■ **Requirements**
Locate the word "dark" in the entries below, then gather every line that holds it.
>>>>>
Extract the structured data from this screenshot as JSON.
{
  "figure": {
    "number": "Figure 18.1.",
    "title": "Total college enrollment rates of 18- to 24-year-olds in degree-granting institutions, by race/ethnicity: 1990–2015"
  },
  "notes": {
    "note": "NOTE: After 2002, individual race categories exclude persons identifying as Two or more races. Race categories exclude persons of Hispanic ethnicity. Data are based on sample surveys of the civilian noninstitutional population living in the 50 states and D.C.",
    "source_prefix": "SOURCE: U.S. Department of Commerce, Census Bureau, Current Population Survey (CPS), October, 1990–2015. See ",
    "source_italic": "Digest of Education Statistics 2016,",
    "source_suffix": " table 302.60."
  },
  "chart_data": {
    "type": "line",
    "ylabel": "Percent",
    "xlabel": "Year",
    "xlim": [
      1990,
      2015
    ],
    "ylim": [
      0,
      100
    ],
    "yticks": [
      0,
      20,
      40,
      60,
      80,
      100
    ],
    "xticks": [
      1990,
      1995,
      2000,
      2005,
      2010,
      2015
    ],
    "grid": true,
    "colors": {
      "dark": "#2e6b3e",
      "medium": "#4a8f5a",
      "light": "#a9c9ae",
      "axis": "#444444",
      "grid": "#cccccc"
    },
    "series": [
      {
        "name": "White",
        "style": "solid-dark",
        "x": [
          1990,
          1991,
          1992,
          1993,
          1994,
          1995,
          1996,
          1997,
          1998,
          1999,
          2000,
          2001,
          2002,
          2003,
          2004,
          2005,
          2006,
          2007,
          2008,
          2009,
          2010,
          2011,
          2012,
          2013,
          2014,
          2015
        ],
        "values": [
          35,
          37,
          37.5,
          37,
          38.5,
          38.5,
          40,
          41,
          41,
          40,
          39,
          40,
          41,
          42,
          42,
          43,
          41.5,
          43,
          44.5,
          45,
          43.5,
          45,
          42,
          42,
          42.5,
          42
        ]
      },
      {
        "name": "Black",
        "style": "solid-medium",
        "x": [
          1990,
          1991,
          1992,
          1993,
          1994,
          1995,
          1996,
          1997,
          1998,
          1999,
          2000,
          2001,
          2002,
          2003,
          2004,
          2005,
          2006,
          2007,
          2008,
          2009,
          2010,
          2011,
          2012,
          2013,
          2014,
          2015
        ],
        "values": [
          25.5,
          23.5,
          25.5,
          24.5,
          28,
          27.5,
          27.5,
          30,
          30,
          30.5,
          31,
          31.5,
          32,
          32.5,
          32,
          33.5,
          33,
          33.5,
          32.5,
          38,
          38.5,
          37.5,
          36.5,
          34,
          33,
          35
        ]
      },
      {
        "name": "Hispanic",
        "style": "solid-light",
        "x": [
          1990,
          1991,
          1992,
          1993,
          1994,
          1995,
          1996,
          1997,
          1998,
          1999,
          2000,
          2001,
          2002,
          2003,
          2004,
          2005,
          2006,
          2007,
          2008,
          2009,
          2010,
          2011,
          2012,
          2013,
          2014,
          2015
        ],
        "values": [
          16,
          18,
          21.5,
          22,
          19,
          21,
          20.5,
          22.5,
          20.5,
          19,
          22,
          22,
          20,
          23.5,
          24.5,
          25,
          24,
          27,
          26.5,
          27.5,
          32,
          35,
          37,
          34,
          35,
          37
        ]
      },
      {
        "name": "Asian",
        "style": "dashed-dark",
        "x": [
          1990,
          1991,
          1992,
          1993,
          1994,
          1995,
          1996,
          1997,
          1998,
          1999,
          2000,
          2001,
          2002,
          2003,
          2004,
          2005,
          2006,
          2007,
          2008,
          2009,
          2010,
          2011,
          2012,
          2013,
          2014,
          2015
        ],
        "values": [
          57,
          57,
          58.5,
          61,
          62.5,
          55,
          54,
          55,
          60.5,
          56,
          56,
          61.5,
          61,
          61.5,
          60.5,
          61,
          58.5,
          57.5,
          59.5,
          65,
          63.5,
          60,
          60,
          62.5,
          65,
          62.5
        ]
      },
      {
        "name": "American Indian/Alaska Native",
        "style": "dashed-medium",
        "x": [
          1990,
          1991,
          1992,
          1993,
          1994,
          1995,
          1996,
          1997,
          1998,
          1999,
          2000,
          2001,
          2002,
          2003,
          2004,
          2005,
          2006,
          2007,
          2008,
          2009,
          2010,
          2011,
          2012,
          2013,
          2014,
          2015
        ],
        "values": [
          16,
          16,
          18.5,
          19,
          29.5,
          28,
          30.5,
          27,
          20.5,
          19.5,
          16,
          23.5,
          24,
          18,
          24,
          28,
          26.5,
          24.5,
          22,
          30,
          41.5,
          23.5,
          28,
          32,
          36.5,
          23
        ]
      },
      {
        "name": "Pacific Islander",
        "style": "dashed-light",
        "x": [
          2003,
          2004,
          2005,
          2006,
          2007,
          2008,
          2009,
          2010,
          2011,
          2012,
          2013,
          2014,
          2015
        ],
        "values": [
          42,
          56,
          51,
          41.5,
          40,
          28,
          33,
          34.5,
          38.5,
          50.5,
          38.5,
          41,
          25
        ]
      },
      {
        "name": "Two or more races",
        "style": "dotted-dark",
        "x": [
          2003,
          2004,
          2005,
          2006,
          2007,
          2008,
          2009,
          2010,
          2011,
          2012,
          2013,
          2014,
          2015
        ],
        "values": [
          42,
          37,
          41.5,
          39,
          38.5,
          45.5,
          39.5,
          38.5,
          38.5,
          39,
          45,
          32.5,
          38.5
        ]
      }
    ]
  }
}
<<<<<
■ **Solution for this exercise**
      "dark": "#2e6b3e",
        "style": "solid-dark",
        "style": "dashed-dark",
        "style": "dotted-dark",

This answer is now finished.